**GOAL OF THE EXERCISE**
From the data that follows, report how many lines hold the string "září", giving only the number.

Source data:
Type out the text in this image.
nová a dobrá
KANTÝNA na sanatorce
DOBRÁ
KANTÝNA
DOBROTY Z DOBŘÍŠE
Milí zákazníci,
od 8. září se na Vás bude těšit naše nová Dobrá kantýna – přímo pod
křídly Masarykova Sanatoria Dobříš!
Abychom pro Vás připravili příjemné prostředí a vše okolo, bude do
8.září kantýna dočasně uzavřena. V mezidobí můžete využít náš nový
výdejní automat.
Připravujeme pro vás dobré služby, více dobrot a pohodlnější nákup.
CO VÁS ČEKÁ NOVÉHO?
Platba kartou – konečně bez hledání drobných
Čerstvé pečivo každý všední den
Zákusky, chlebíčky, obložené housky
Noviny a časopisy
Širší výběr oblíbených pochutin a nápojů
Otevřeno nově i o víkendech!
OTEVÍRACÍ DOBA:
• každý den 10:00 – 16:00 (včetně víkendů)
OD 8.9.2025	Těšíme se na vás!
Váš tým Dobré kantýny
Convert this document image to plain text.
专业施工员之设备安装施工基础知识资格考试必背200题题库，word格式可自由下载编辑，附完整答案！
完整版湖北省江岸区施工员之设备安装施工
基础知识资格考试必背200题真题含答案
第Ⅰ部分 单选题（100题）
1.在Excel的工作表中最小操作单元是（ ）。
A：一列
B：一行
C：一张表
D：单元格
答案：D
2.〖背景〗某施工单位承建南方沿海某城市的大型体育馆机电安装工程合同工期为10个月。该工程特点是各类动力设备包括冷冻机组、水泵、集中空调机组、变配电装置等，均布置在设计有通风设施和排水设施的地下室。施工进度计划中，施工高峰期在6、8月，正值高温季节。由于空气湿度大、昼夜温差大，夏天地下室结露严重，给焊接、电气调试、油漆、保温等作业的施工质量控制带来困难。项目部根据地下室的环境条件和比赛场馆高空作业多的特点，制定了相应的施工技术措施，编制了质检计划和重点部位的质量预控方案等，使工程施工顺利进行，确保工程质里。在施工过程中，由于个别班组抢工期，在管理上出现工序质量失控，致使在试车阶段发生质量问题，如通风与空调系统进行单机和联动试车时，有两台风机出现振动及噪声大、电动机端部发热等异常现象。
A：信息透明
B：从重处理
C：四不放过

**PROBLEM SOLUTION**
2